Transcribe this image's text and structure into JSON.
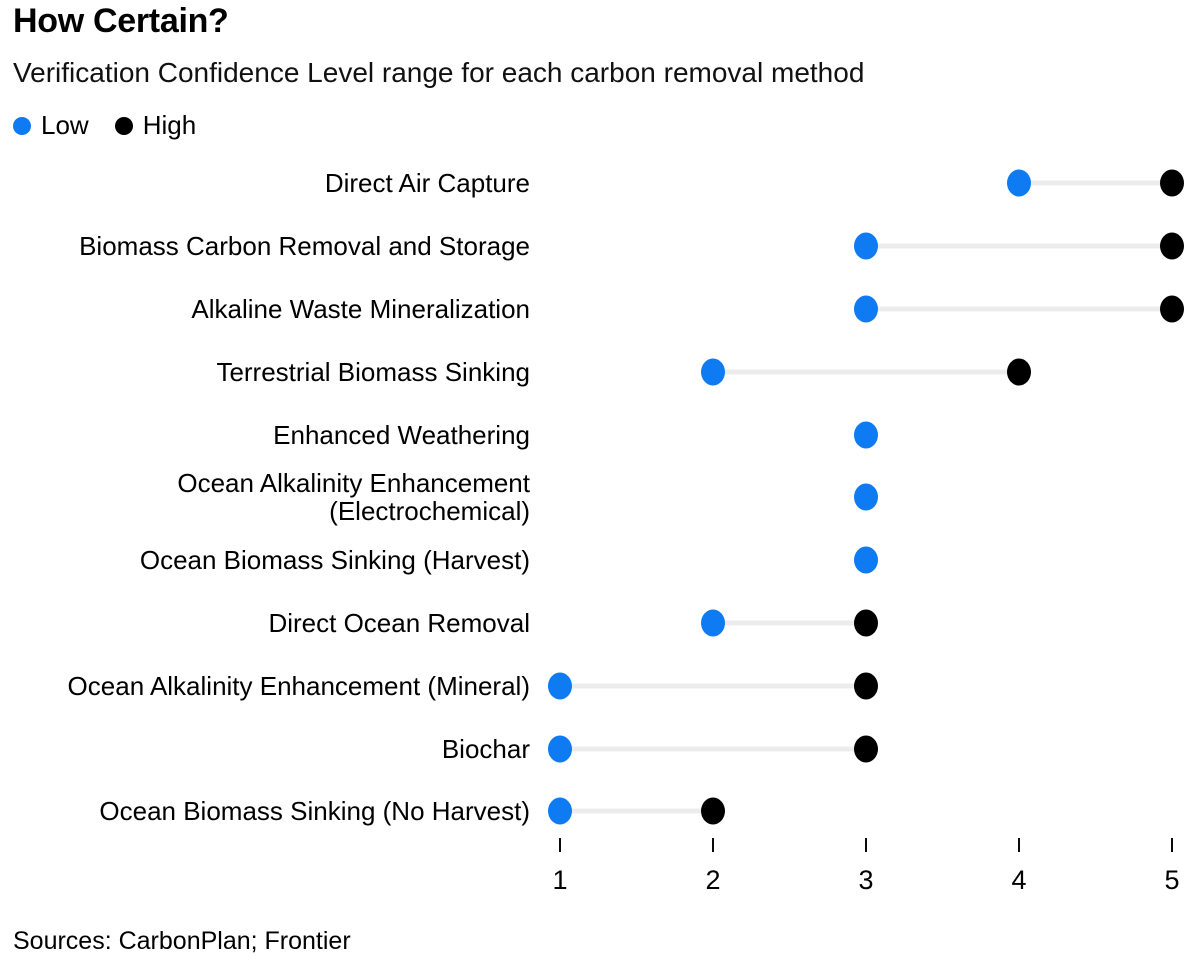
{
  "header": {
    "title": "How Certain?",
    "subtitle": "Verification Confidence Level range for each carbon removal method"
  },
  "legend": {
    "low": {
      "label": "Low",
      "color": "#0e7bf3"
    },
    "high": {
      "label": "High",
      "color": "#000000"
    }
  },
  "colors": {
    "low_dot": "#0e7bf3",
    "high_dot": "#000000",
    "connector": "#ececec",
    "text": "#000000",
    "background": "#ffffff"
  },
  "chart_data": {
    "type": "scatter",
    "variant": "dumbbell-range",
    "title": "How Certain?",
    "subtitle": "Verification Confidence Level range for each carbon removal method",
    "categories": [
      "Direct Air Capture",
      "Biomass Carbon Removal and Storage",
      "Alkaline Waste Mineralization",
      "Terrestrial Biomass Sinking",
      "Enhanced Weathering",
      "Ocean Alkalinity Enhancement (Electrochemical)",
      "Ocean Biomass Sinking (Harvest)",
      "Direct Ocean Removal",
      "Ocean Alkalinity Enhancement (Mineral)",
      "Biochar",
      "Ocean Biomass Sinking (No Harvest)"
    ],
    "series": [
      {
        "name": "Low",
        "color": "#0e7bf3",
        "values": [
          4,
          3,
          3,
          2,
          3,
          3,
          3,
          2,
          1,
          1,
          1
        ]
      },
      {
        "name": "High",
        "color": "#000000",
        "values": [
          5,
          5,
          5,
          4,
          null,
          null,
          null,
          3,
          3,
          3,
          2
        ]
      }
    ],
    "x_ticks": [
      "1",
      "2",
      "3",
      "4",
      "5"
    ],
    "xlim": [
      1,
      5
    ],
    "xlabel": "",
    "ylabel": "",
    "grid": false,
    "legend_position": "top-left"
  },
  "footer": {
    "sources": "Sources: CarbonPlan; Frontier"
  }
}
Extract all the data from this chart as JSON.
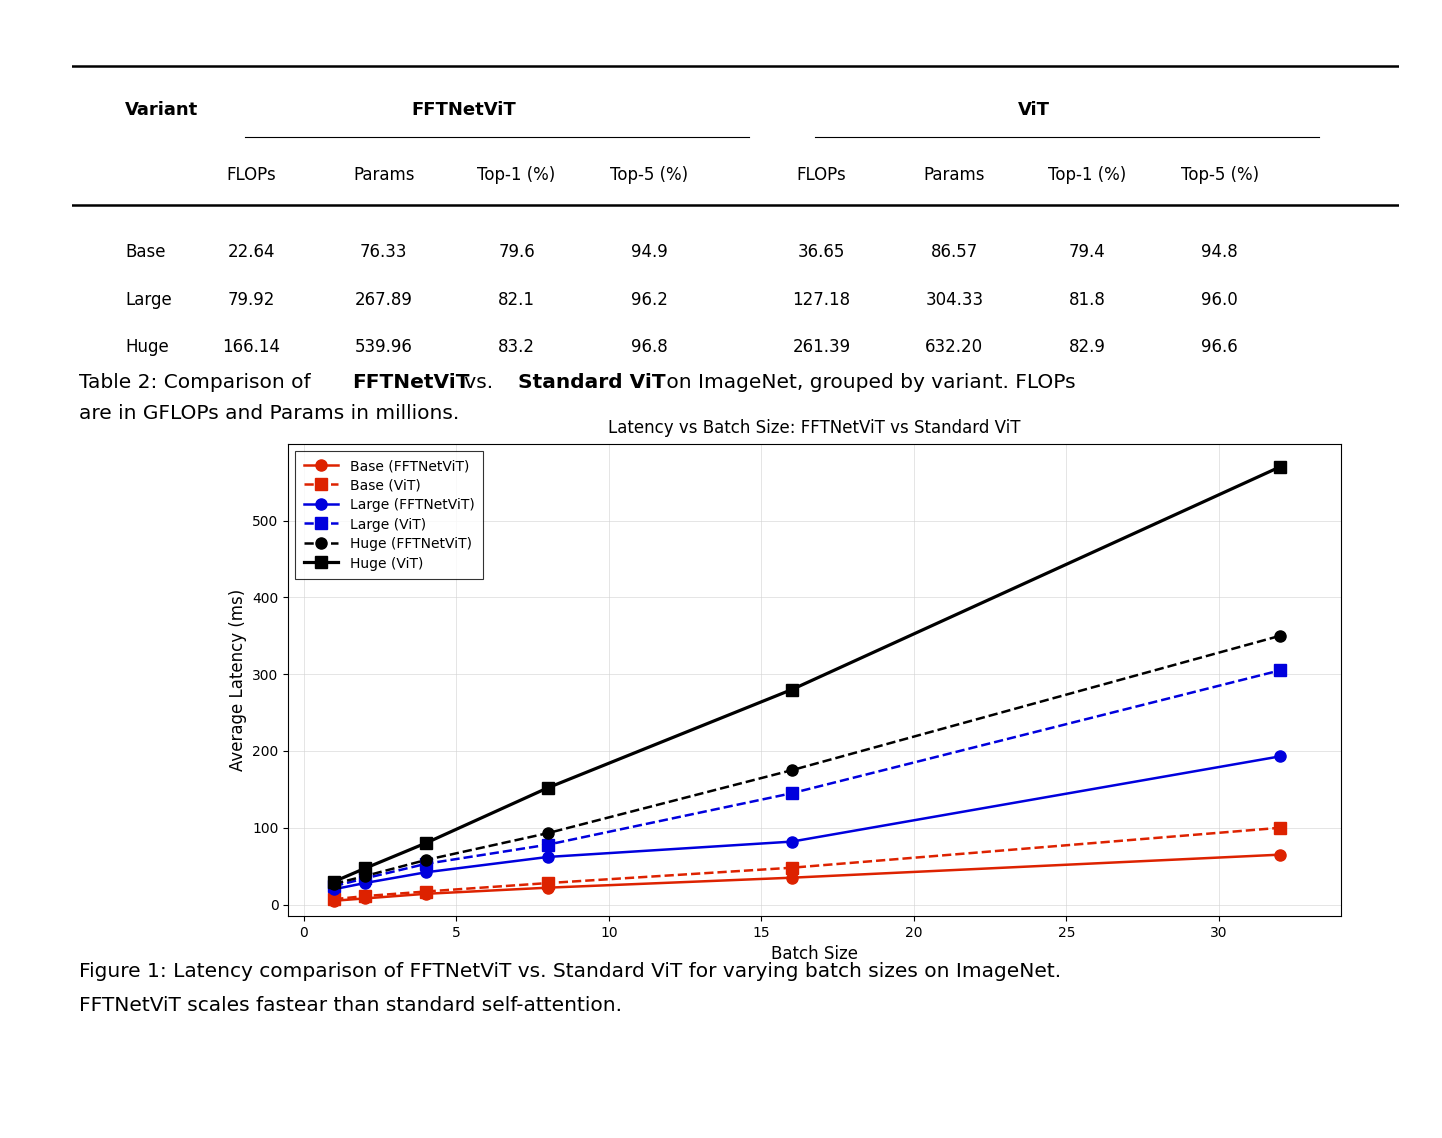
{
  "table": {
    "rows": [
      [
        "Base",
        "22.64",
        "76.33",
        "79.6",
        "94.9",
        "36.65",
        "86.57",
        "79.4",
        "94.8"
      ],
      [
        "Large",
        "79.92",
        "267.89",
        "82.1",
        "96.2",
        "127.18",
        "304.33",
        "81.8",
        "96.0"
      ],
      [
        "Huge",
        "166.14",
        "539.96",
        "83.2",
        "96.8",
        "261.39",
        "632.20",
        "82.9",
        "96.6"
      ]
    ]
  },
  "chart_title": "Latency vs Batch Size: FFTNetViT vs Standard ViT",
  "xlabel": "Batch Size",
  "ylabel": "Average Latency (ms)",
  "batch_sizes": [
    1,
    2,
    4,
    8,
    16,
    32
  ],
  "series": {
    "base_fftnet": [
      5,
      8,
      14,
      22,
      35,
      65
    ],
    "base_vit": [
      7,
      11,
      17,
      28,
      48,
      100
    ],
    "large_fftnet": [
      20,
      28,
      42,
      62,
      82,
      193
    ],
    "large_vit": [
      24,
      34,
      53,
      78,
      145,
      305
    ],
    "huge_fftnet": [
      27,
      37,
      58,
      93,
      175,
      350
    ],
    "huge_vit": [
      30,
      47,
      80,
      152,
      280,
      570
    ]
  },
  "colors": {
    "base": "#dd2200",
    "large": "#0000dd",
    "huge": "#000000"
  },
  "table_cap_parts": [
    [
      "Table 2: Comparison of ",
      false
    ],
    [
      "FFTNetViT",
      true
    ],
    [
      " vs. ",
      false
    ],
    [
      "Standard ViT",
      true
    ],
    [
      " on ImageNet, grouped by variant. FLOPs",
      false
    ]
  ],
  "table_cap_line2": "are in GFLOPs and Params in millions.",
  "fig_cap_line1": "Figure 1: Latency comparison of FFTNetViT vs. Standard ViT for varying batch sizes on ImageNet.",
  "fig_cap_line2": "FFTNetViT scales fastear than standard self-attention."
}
---+---
Find "FFTNetViT". Copy every line it occurs in.

  "chart_title": "Latency vs Batch Size: FFTNetViT vs Standard ViT",
      "FFTNetViT",
  "fig_cap_line1": "Figure 1: Latency comparison of FFTNetViT vs. Standard ViT for varying batch sizes on ImageNet.",
  "fig_cap_line2": "FFTNetViT scales fastear than standard self-attention."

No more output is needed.